* BEGIN *

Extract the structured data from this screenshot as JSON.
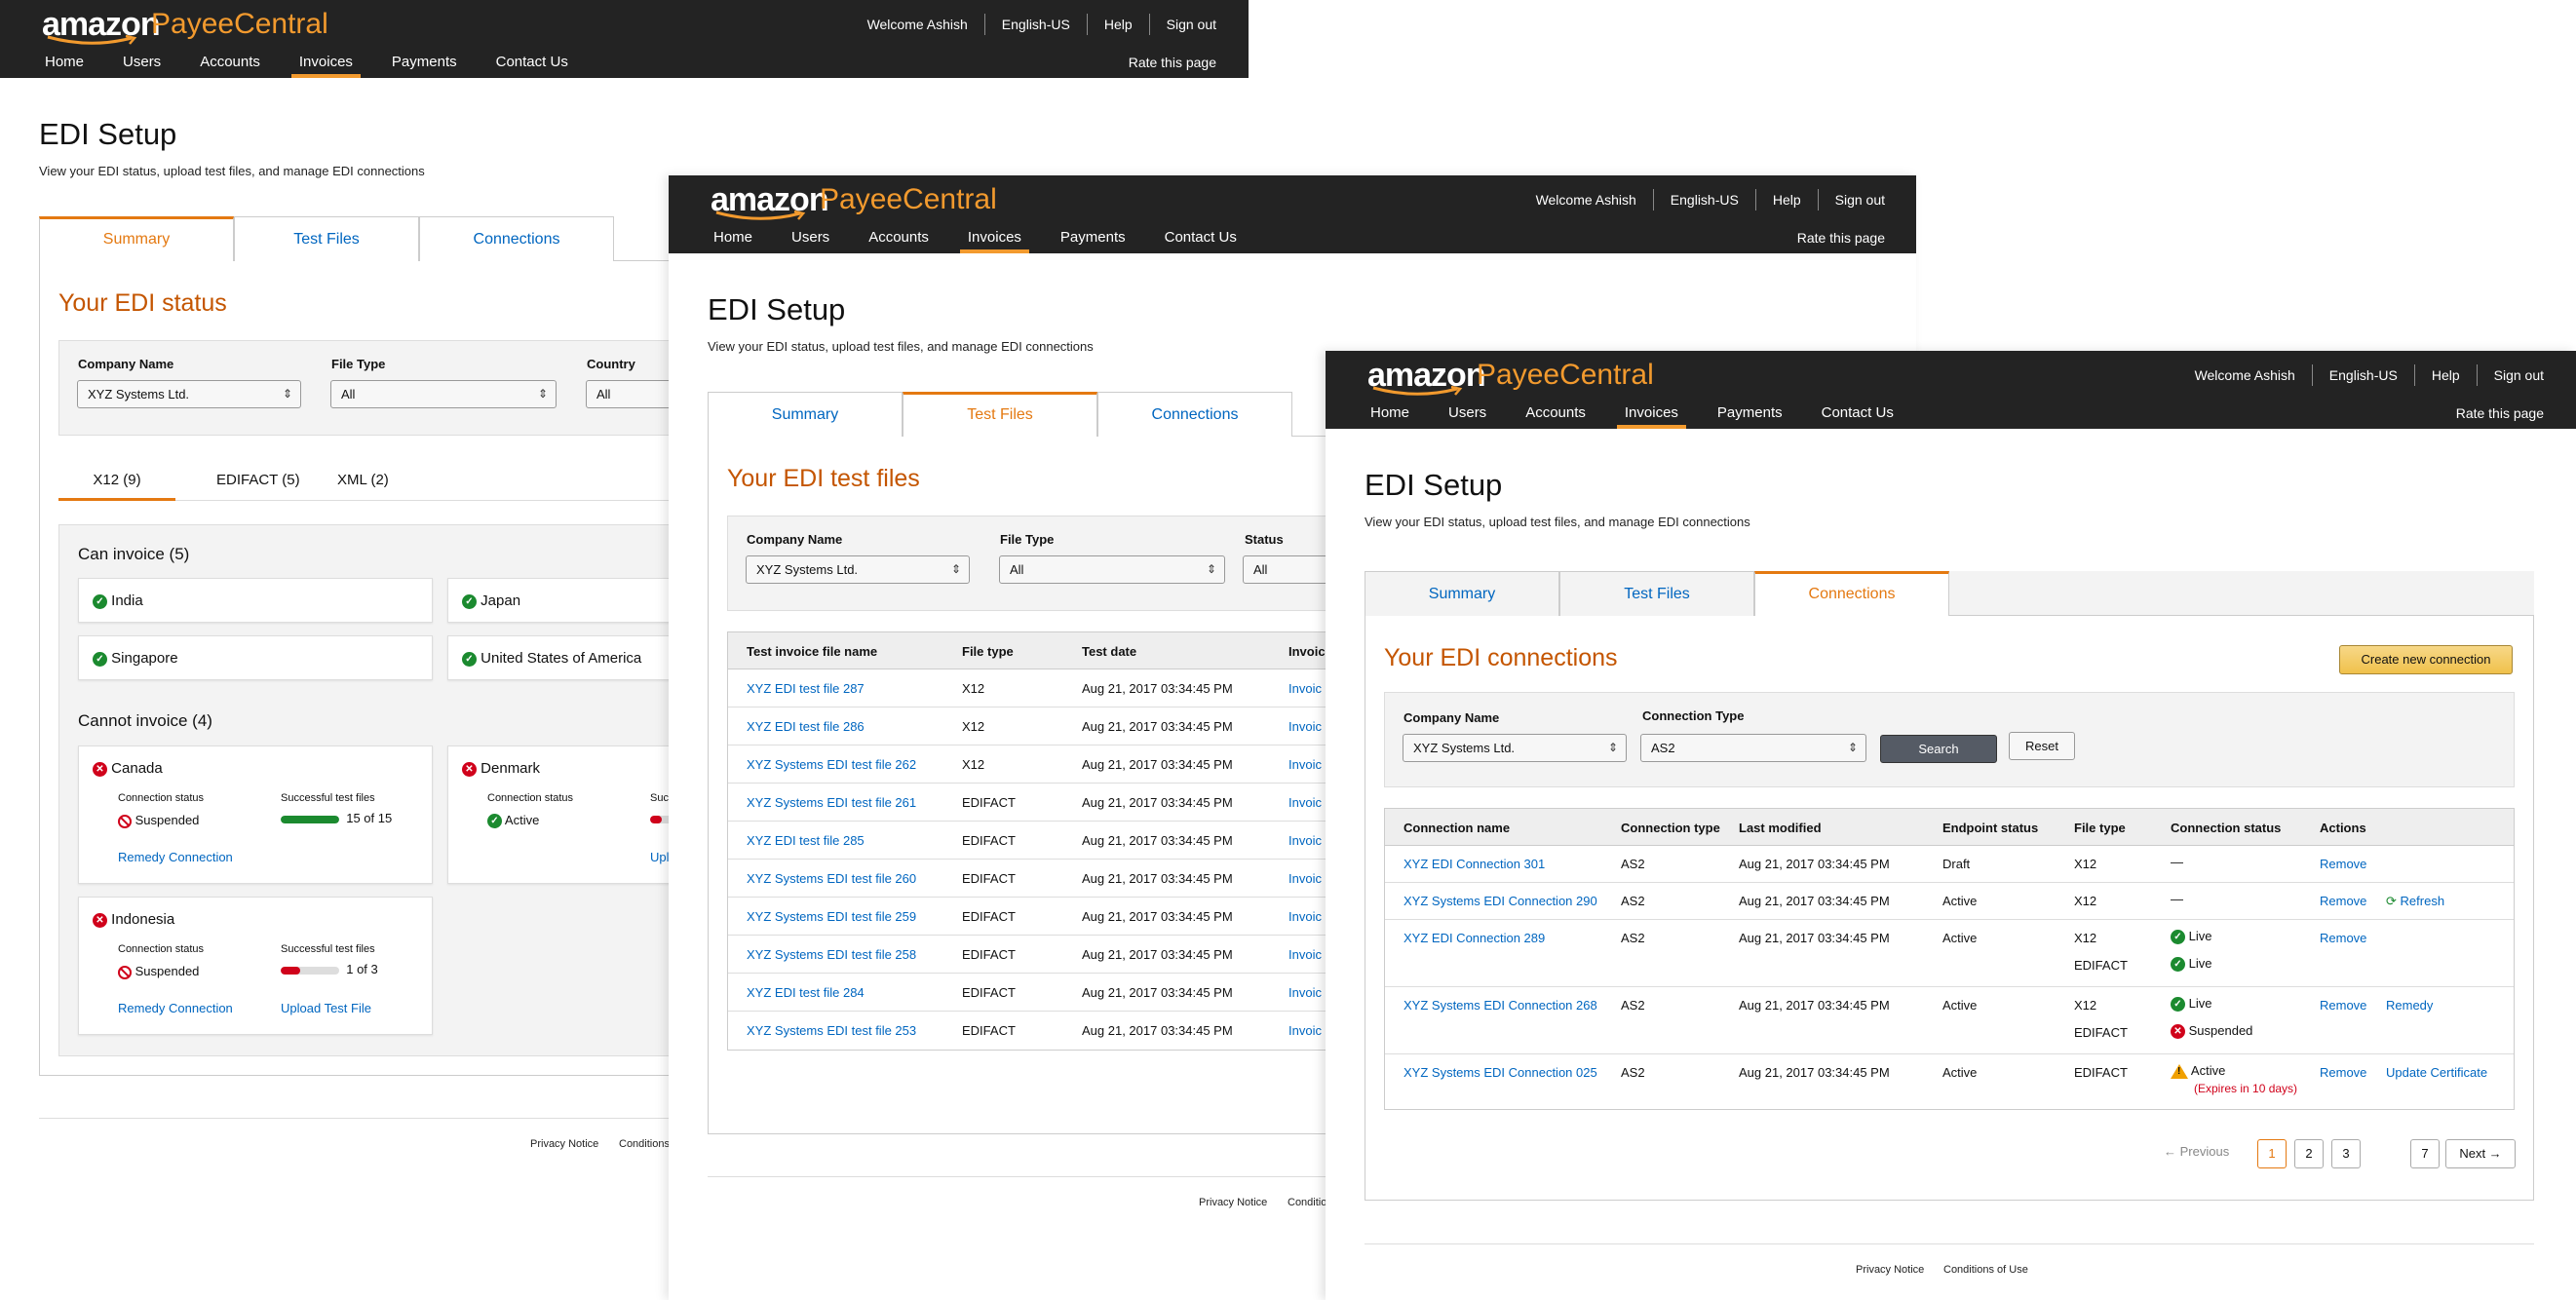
{
  "header": {
    "logo_amazon": "amazon",
    "logo_product": "PayeeCentral",
    "welcome": "Welcome Ashish",
    "lang": "English-US",
    "help": "Help",
    "signout": "Sign out",
    "rate": "Rate this page",
    "nav": [
      "Home",
      "Users",
      "Accounts",
      "Invoices",
      "Payments",
      "Contact Us"
    ],
    "active_nav": "Invoices"
  },
  "page": {
    "title": "EDI Setup",
    "subtitle": "View your EDI status, upload test files, and manage EDI connections"
  },
  "tabs": [
    "Summary",
    "Test Files",
    "Connections"
  ],
  "footer": {
    "privacy": "Privacy Notice",
    "conditions_short": "Conditions",
    "conditions": "Conditions of Use"
  },
  "summary": {
    "heading": "Your EDI status",
    "filters": {
      "company_label": "Company Name",
      "company_value": "XYZ Systems Ltd.",
      "filetype_label": "File Type",
      "filetype_value": "All",
      "country_label": "Country",
      "country_value": "All"
    },
    "subtabs": [
      "X12 (9)",
      "EDIFACT (5)",
      "XML (2)"
    ],
    "can_heading": "Can invoice (5)",
    "can_countries": [
      "India",
      "Japan",
      "Singapore",
      "United States of America"
    ],
    "cannot_heading": "Cannot invoice (4)",
    "cannot": [
      {
        "country": "Canada",
        "conn_label": "Connection status",
        "conn_value": "Suspended",
        "files_label": "Successful test files",
        "files_value": "15 of 15",
        "files_pct": 100,
        "action1": "Remedy Connection",
        "action2": ""
      },
      {
        "country": "Denmark",
        "conn_label": "Connection status",
        "conn_value": "Active",
        "files_label": "Suc",
        "files_value": "",
        "files_pct": 20,
        "action1": "",
        "action2": "Upl"
      },
      {
        "country": "Indonesia",
        "conn_label": "Connection status",
        "conn_value": "Suspended",
        "files_label": "Successful test files",
        "files_value": "1 of 3",
        "files_pct": 33,
        "action1": "Remedy Connection",
        "action2": "Upload Test File"
      }
    ]
  },
  "testfiles": {
    "heading": "Your EDI test files",
    "filters": {
      "company_label": "Company Name",
      "company_value": "XYZ Systems Ltd.",
      "filetype_label": "File Type",
      "filetype_value": "All",
      "status_label": "Status",
      "status_value": "All"
    },
    "columns": [
      "Test invoice file name",
      "File type",
      "Test date",
      "Invoic"
    ],
    "rows": [
      {
        "name": "XYZ EDI test file 287",
        "type": "X12",
        "date": "Aug 21, 2017  03:34:45 PM",
        "inv": "Invoic"
      },
      {
        "name": "XYZ EDI test file 286",
        "type": "X12",
        "date": "Aug 21, 2017  03:34:45 PM",
        "inv": "Invoic"
      },
      {
        "name": "XYZ Systems EDI test file 262",
        "type": "X12",
        "date": "Aug 21, 2017  03:34:45 PM",
        "inv": "Invoic"
      },
      {
        "name": "XYZ Systems EDI test file 261",
        "type": "EDIFACT",
        "date": "Aug 21, 2017  03:34:45 PM",
        "inv": "Invoic"
      },
      {
        "name": "XYZ EDI test file 285",
        "type": "EDIFACT",
        "date": "Aug 21, 2017  03:34:45 PM",
        "inv": "Invoic"
      },
      {
        "name": "XYZ Systems EDI test file 260",
        "type": "EDIFACT",
        "date": "Aug 21, 2017  03:34:45 PM",
        "inv": "Invoic"
      },
      {
        "name": "XYZ Systems EDI test file 259",
        "type": "EDIFACT",
        "date": "Aug 21, 2017  03:34:45 PM",
        "inv": "Invoic"
      },
      {
        "name": "XYZ Systems EDI test file 258",
        "type": "EDIFACT",
        "date": "Aug 21, 2017  03:34:45 PM",
        "inv": "Invoic"
      },
      {
        "name": "XYZ EDI test file 284",
        "type": "EDIFACT",
        "date": "Aug 21, 2017  03:34:45 PM",
        "inv": "Invoic"
      },
      {
        "name": "XYZ Systems EDI test file 253",
        "type": "EDIFACT",
        "date": "Aug 21, 2017  03:34:45 PM",
        "inv": "Invoic"
      }
    ]
  },
  "connections": {
    "heading": "Your EDI connections",
    "create_button": "Create new connection",
    "filters": {
      "company_label": "Company Name",
      "company_value": "XYZ Systems Ltd.",
      "type_label": "Connection Type",
      "type_value": "AS2",
      "search": "Search",
      "reset": "Reset"
    },
    "columns": [
      "Connection name",
      "Connection type",
      "Last modified",
      "Endpoint status",
      "File type",
      "Connection status",
      "Actions"
    ],
    "rows": [
      {
        "name": "XYZ EDI Connection 301",
        "type": "AS2",
        "modified": "Aug 21, 2017  03:34:45 PM",
        "endpoint": "Draft",
        "files": [
          {
            "ft": "X12",
            "status": "—",
            "icon": "none"
          }
        ],
        "actions": [
          "Remove"
        ]
      },
      {
        "name": "XYZ Systems EDI Connection 290",
        "type": "AS2",
        "modified": "Aug 21, 2017  03:34:45 PM",
        "endpoint": "Active",
        "files": [
          {
            "ft": "X12",
            "status": "—",
            "icon": "none"
          }
        ],
        "actions": [
          "Remove",
          "Refresh"
        ]
      },
      {
        "name": "XYZ EDI Connection 289",
        "type": "AS2",
        "modified": "Aug 21, 2017  03:34:45 PM",
        "endpoint": "Active",
        "files": [
          {
            "ft": "X12",
            "status": "Live",
            "icon": "ok"
          },
          {
            "ft": "EDIFACT",
            "status": "Live",
            "icon": "ok"
          }
        ],
        "actions": [
          "Remove"
        ]
      },
      {
        "name": "XYZ Systems EDI Connection 268",
        "type": "AS2",
        "modified": "Aug 21, 2017  03:34:45 PM",
        "endpoint": "Active",
        "files": [
          {
            "ft": "X12",
            "status": "Live",
            "icon": "ok"
          },
          {
            "ft": "EDIFACT",
            "status": "Suspended",
            "icon": "err"
          }
        ],
        "actions": [
          "Remove",
          "Remedy"
        ]
      },
      {
        "name": "XYZ Systems EDI Connection 025",
        "type": "AS2",
        "modified": "Aug 21, 2017  03:34:45 PM",
        "endpoint": "Active",
        "files": [
          {
            "ft": "EDIFACT",
            "status": "Active",
            "icon": "warn",
            "note": "(Expires in 10 days)"
          }
        ],
        "actions": [
          "Remove",
          "Update Certificate"
        ]
      }
    ],
    "pagination": {
      "prev": "← Previous",
      "pages": [
        "1",
        "2",
        "3"
      ],
      "last": "7",
      "next": "Next →",
      "current": "1"
    }
  },
  "colors": {
    "header_bg": "#232323",
    "accent": "#e47911",
    "link": "#0066c0",
    "ok": "#1b8a2f",
    "error": "#d0021b"
  }
}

* END *

TASK GOAL —
Set down the complete material exactly, but do not include the images.

RESULT OF THE EXERCISE —
Extract the structured data from this screenshot as JSON.
{
  "header": {
    "logo_amazon": "amazon",
    "logo_product": "PayeeCentral",
    "welcome": "Welcome Ashish",
    "lang": "English-US",
    "help": "Help",
    "signout": "Sign out",
    "rate": "Rate this page",
    "nav": [
      "Home",
      "Users",
      "Accounts",
      "Invoices",
      "Payments",
      "Contact Us"
    ],
    "active_nav": "Invoices"
  },
  "page": {
    "title": "EDI Setup",
    "subtitle": "View your EDI status, upload test files, and manage EDI connections"
  },
  "tabs": [
    "Summary",
    "Test Files",
    "Connections"
  ],
  "footer": {
    "privacy": "Privacy Notice",
    "conditions_short": "Conditions",
    "conditions": "Conditions of Use"
  },
  "summary": {
    "heading": "Your EDI status",
    "filters": {
      "company_label": "Company Name",
      "company_value": "XYZ Systems Ltd.",
      "filetype_label": "File Type",
      "filetype_value": "All",
      "country_label": "Country",
      "country_value": "All"
    },
    "subtabs": [
      "X12 (9)",
      "EDIFACT (5)",
      "XML (2)"
    ],
    "can_heading": "Can invoice (5)",
    "can_countries": [
      "India",
      "Japan",
      "Singapore",
      "United States of America"
    ],
    "cannot_heading": "Cannot invoice (4)",
    "cannot": [
      {
        "country": "Canada",
        "conn_label": "Connection status",
        "conn_value": "Suspended",
        "files_label": "Successful test files",
        "files_value": "15 of 15",
        "files_pct": 100,
        "action1": "Remedy Connection",
        "action2": ""
      },
      {
        "country": "Denmark",
        "conn_label": "Connection status",
        "conn_value": "Active",
        "files_label": "Suc",
        "files_value": "",
        "files_pct": 20,
        "action1": "",
        "action2": "Upl"
      },
      {
        "country": "Indonesia",
        "conn_label": "Connection status",
        "conn_value": "Suspended",
        "files_label": "Successful test files",
        "files_value": "1 of 3",
        "files_pct": 33,
        "action1": "Remedy Connection",
        "action2": "Upload Test File"
      }
    ]
  },
  "testfiles": {
    "heading": "Your EDI test files",
    "filters": {
      "company_label": "Company Name",
      "company_value": "XYZ Systems Ltd.",
      "filetype_label": "File Type",
      "filetype_value": "All",
      "status_label": "Status",
      "status_value": "All"
    },
    "columns": [
      "Test invoice file name",
      "File type",
      "Test date",
      "Invoic"
    ],
    "rows": [
      {
        "name": "XYZ EDI test file 287",
        "type": "X12",
        "date": "Aug 21, 2017  03:34:45 PM",
        "inv": "Invoic"
      },
      {
        "name": "XYZ EDI test file 286",
        "type": "X12",
        "date": "Aug 21, 2017  03:34:45 PM",
        "inv": "Invoic"
      },
      {
        "name": "XYZ Systems EDI test file 262",
        "type": "X12",
        "date": "Aug 21, 2017  03:34:45 PM",
        "inv": "Invoic"
      },
      {
        "name": "XYZ Systems EDI test file 261",
        "type": "EDIFACT",
        "date": "Aug 21, 2017  03:34:45 PM",
        "inv": "Invoic"
      },
      {
        "name": "XYZ EDI test file 285",
        "type": "EDIFACT",
        "date": "Aug 21, 2017  03:34:45 PM",
        "inv": "Invoic"
      },
      {
        "name": "XYZ Systems EDI test file 260",
        "type": "EDIFACT",
        "date": "Aug 21, 2017  03:34:45 PM",
        "inv": "Invoic"
      },
      {
        "name": "XYZ Systems EDI test file 259",
        "type": "EDIFACT",
        "date": "Aug 21, 2017  03:34:45 PM",
        "inv": "Invoic"
      },
      {
        "name": "XYZ Systems EDI test file 258",
        "type": "EDIFACT",
        "date": "Aug 21, 2017  03:34:45 PM",
        "inv": "Invoic"
      },
      {
        "name": "XYZ EDI test file 284",
        "type": "EDIFACT",
        "date": "Aug 21, 2017  03:34:45 PM",
        "inv": "Invoic"
      },
      {
        "name": "XYZ Systems EDI test file 253",
        "type": "EDIFACT",
        "date": "Aug 21, 2017  03:34:45 PM",
        "inv": "Invoic"
      }
    ]
  },
  "connections": {
    "heading": "Your EDI connections",
    "create_button": "Create new connection",
    "filters": {
      "company_label": "Company Name",
      "company_value": "XYZ Systems Ltd.",
      "type_label": "Connection Type",
      "type_value": "AS2",
      "search": "Search",
      "reset": "Reset"
    },
    "columns": [
      "Connection name",
      "Connection type",
      "Last modified",
      "Endpoint status",
      "File type",
      "Connection status",
      "Actions"
    ],
    "rows": [
      {
        "name": "XYZ EDI Connection 301",
        "type": "AS2",
        "modified": "Aug 21, 2017  03:34:45 PM",
        "endpoint": "Draft",
        "files": [
          {
            "ft": "X12",
            "status": "—",
            "icon": "none"
          }
        ],
        "actions": [
          "Remove"
        ]
      },
      {
        "name": "XYZ Systems EDI Connection 290",
        "type": "AS2",
        "modified": "Aug 21, 2017  03:34:45 PM",
        "endpoint": "Active",
        "files": [
          {
            "ft": "X12",
            "status": "—",
            "icon": "none"
          }
        ],
        "actions": [
          "Remove",
          "Refresh"
        ]
      },
      {
        "name": "XYZ EDI Connection 289",
        "type": "AS2",
        "modified": "Aug 21, 2017  03:34:45 PM",
        "endpoint": "Active",
        "files": [
          {
            "ft": "X12",
            "status": "Live",
            "icon": "ok"
          },
          {
            "ft": "EDIFACT",
            "status": "Live",
            "icon": "ok"
          }
        ],
        "actions": [
          "Remove"
        ]
      },
      {
        "name": "XYZ Systems EDI Connection 268",
        "type": "AS2",
        "modified": "Aug 21, 2017  03:34:45 PM",
        "endpoint": "Active",
        "files": [
          {
            "ft": "X12",
            "status": "Live",
            "icon": "ok"
          },
          {
            "ft": "EDIFACT",
            "status": "Suspended",
            "icon": "err"
          }
        ],
        "actions": [
          "Remove",
          "Remedy"
        ]
      },
      {
        "name": "XYZ Systems EDI Connection 025",
        "type": "AS2",
        "modified": "Aug 21, 2017  03:34:45 PM",
        "endpoint": "Active",
        "files": [
          {
            "ft": "EDIFACT",
            "status": "Active",
            "icon": "warn",
            "note": "(Expires in 10 days)"
          }
        ],
        "actions": [
          "Remove",
          "Update Certificate"
        ]
      }
    ],
    "pagination": {
      "prev": "← Previous",
      "pages": [
        "1",
        "2",
        "3"
      ],
      "last": "7",
      "next": "Next →",
      "current": "1"
    }
  },
  "colors": {
    "header_bg": "#232323",
    "accent": "#e47911",
    "link": "#0066c0",
    "ok": "#1b8a2f",
    "error": "#d0021b"
  }
}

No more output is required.